__Request__:
Return each line of the data below verbatim; pictures are to be left out.

__Information given__:
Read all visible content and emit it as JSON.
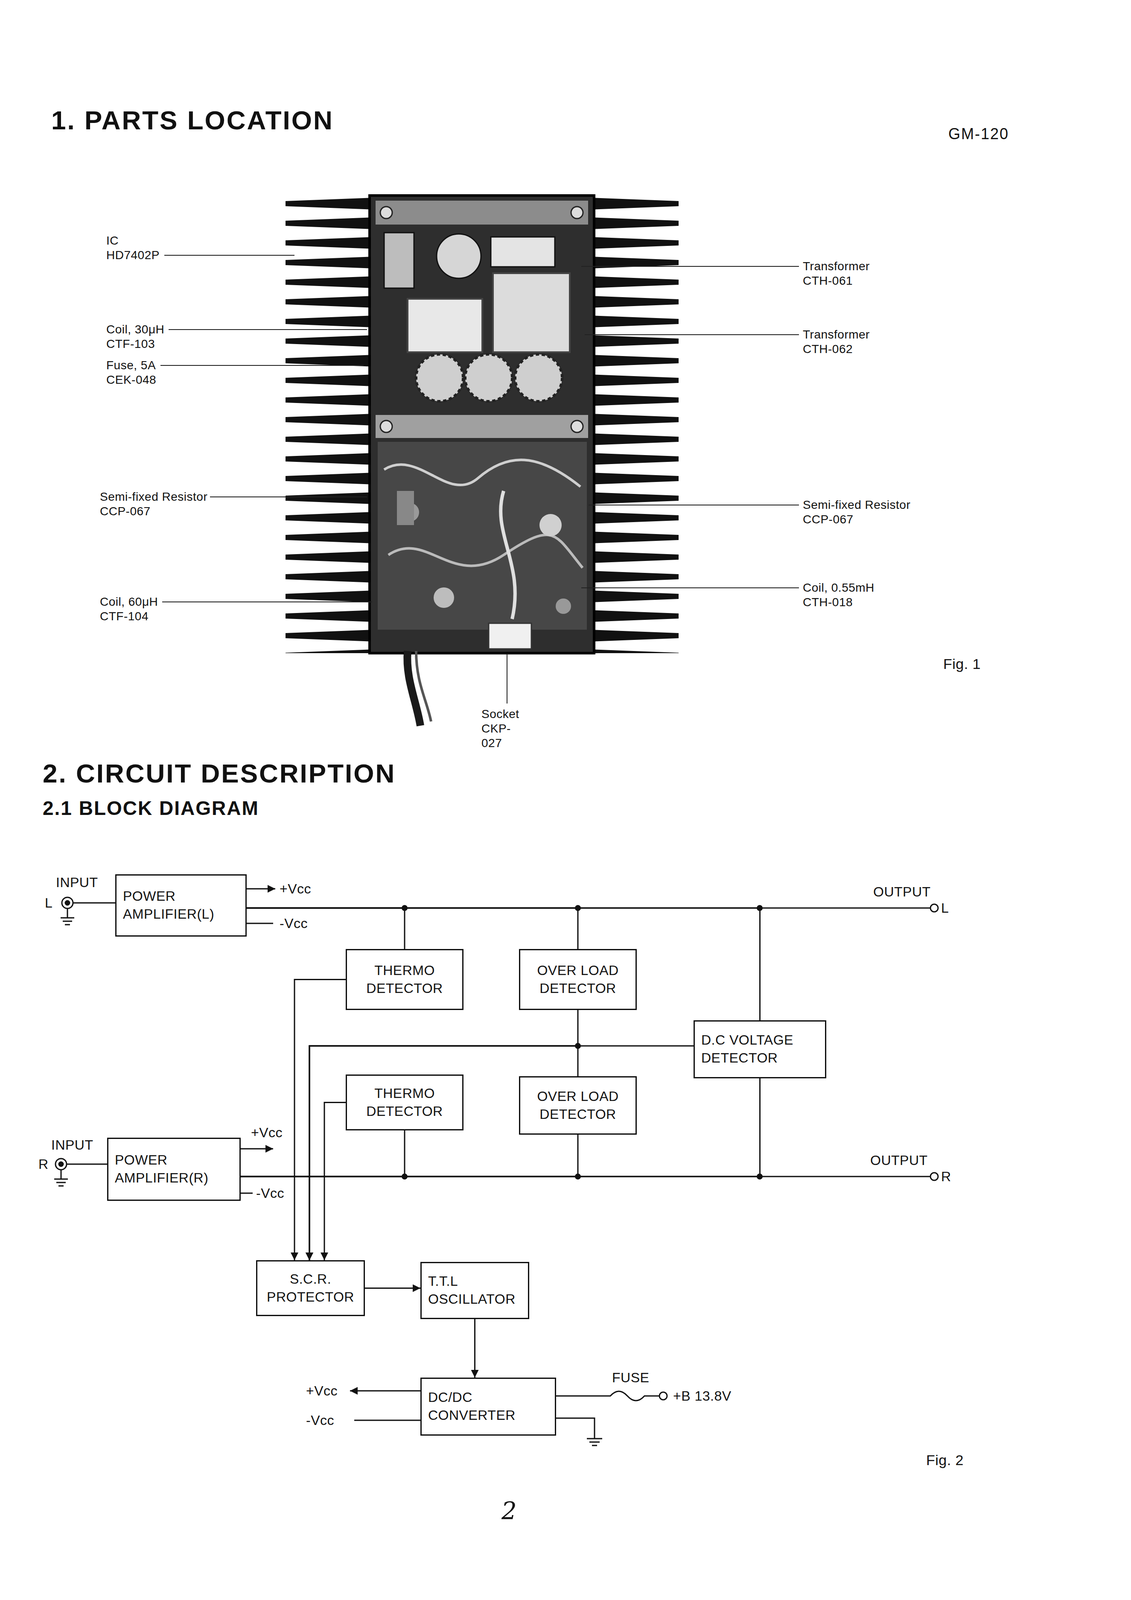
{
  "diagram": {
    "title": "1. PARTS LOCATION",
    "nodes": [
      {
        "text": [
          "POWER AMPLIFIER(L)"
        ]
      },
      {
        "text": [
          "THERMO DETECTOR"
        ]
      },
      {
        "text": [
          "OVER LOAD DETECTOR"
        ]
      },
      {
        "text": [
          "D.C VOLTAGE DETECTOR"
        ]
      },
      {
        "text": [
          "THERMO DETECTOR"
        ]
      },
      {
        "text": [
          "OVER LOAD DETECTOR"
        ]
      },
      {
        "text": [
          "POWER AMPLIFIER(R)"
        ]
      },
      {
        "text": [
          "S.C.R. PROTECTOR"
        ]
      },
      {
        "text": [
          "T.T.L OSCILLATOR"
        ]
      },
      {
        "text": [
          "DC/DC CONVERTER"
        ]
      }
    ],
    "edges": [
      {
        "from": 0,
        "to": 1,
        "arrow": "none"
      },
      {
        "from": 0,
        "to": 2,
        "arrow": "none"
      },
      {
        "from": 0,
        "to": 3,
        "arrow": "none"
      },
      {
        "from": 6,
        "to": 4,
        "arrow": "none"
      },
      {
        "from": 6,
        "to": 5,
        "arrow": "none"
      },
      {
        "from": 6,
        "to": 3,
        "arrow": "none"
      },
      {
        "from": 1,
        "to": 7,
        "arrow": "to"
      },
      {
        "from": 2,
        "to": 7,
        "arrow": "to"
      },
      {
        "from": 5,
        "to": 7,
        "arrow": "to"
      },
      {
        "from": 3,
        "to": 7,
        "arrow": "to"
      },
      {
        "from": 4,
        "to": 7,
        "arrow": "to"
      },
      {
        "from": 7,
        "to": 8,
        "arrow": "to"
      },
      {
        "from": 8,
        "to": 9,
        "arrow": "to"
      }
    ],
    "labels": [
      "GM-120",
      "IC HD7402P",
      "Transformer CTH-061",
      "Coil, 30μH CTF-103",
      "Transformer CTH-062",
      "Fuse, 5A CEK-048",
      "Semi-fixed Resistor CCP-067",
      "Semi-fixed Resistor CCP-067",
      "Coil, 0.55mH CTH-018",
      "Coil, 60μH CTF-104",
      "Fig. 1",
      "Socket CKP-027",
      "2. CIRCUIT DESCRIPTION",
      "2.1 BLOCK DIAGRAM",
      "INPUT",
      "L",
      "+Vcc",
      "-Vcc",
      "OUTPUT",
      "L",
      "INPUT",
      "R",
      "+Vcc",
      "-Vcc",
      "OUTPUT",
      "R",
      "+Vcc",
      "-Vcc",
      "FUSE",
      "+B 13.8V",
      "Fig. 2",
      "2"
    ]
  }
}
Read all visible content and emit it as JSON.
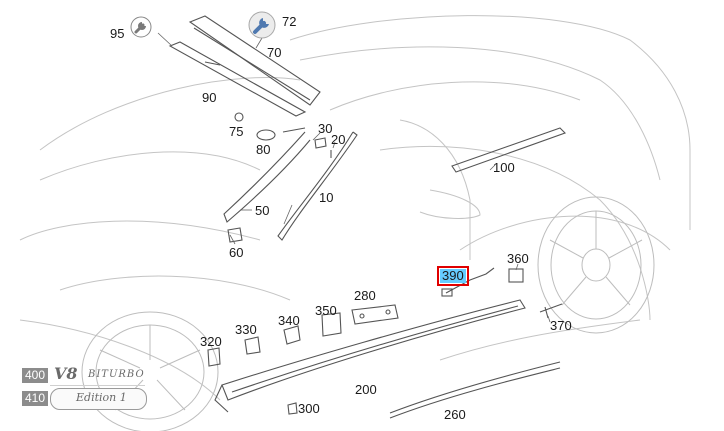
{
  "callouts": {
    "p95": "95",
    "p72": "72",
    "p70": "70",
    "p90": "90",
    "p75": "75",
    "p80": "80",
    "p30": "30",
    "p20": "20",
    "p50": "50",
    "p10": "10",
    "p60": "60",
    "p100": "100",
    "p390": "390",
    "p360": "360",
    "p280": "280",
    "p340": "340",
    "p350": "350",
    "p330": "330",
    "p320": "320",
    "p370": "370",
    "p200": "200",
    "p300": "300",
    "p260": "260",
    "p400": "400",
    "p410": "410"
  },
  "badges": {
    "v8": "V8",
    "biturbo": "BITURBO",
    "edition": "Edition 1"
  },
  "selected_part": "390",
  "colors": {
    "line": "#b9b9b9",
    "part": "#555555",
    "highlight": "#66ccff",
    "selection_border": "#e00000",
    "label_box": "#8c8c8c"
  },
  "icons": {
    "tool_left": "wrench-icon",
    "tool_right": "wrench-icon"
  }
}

__Solved problem__:
Read all visible content and emit it as JSON.
{
  "diagram": {
    "title": "1. PARTS LOCATION",
    "nodes": [
      {
        "text": [
          "POWER AMPLIFIER(L)"
        ]
      },
      {
        "text": [
          "THERMO DETECTOR"
        ]
      },
      {
        "text": [
          "OVER LOAD DETECTOR"
        ]
      },
      {
        "text": [
          "D.C VOLTAGE DETECTOR"
        ]
      },
      {
        "text": [
          "THERMO DETECTOR"
        ]
      },
      {
        "text": [
          "OVER LOAD DETECTOR"
        ]
      },
      {
        "text": [
          "POWER AMPLIFIER(R)"
        ]
      },
      {
        "text": [
          "S.C.R. PROTECTOR"
        ]
      },
      {
        "text": [
          "T.T.L OSCILLATOR"
        ]
      },
      {
        "text": [
          "DC/DC CONVERTER"
        ]
      }
    ],
    "edges": [
      {
        "from": 0,
        "to": 1,
        "arrow": "none"
      },
      {
        "from": 0,
        "to": 2,
        "arrow": "none"
      },
      {
        "from": 0,
        "to": 3,
        "arrow": "none"
      },
      {
        "from": 6,
        "to": 4,
        "arrow": "none"
      },
      {
        "from": 6,
        "to": 5,
        "arrow": "none"
      },
      {
        "from": 6,
        "to": 3,
        "arrow": "none"
      },
      {
        "from": 1,
        "to": 7,
        "arrow": "to"
      },
      {
        "from": 2,
        "to": 7,
        "arrow": "to"
      },
      {
        "from": 5,
        "to": 7,
        "arrow": "to"
      },
      {
        "from": 3,
        "to": 7,
        "arrow": "to"
      },
      {
        "from": 4,
        "to": 7,
        "arrow": "to"
      },
      {
        "from": 7,
        "to": 8,
        "arrow": "to"
      },
      {
        "from": 8,
        "to": 9,
        "arrow": "to"
      }
    ],
    "labels": [
      "GM-120",
      "IC HD7402P",
      "Transformer CTH-061",
      "Coil, 30μH CTF-103",
      "Transformer CTH-062",
      "Fuse, 5A CEK-048",
      "Semi-fixed Resistor CCP-067",
      "Semi-fixed Resistor CCP-067",
      "Coil, 0.55mH CTH-018",
      "Coil, 60μH CTF-104",
      "Fig. 1",
      "Socket CKP-027",
      "2. CIRCUIT DESCRIPTION",
      "2.1 BLOCK DIAGRAM",
      "INPUT",
      "L",
      "+Vcc",
      "-Vcc",
      "OUTPUT",
      "L",
      "INPUT",
      "R",
      "+Vcc",
      "-Vcc",
      "OUTPUT",
      "R",
      "+Vcc",
      "-Vcc",
      "FUSE",
      "+B 13.8V",
      "Fig. 2",
      "2"
    ]
  }
}
Read all visible content and emit it as JSON.
{
  "callouts": {
    "p95": "95",
    "p72": "72",
    "p70": "70",
    "p90": "90",
    "p75": "75",
    "p80": "80",
    "p30": "30",
    "p20": "20",
    "p50": "50",
    "p10": "10",
    "p60": "60",
    "p100": "100",
    "p390": "390",
    "p360": "360",
    "p280": "280",
    "p340": "340",
    "p350": "350",
    "p330": "330",
    "p320": "320",
    "p370": "370",
    "p200": "200",
    "p300": "300",
    "p260": "260",
    "p400": "400",
    "p410": "410"
  },
  "badges": {
    "v8": "V8",
    "biturbo": "BITURBO",
    "edition": "Edition 1"
  },
  "selected_part": "390",
  "colors": {
    "line": "#b9b9b9",
    "part": "#555555",
    "highlight": "#66ccff",
    "selection_border": "#e00000",
    "label_box": "#8c8c8c"
  },
  "icons": {
    "tool_left": "wrench-icon",
    "tool_right": "wrench-icon"
  }
}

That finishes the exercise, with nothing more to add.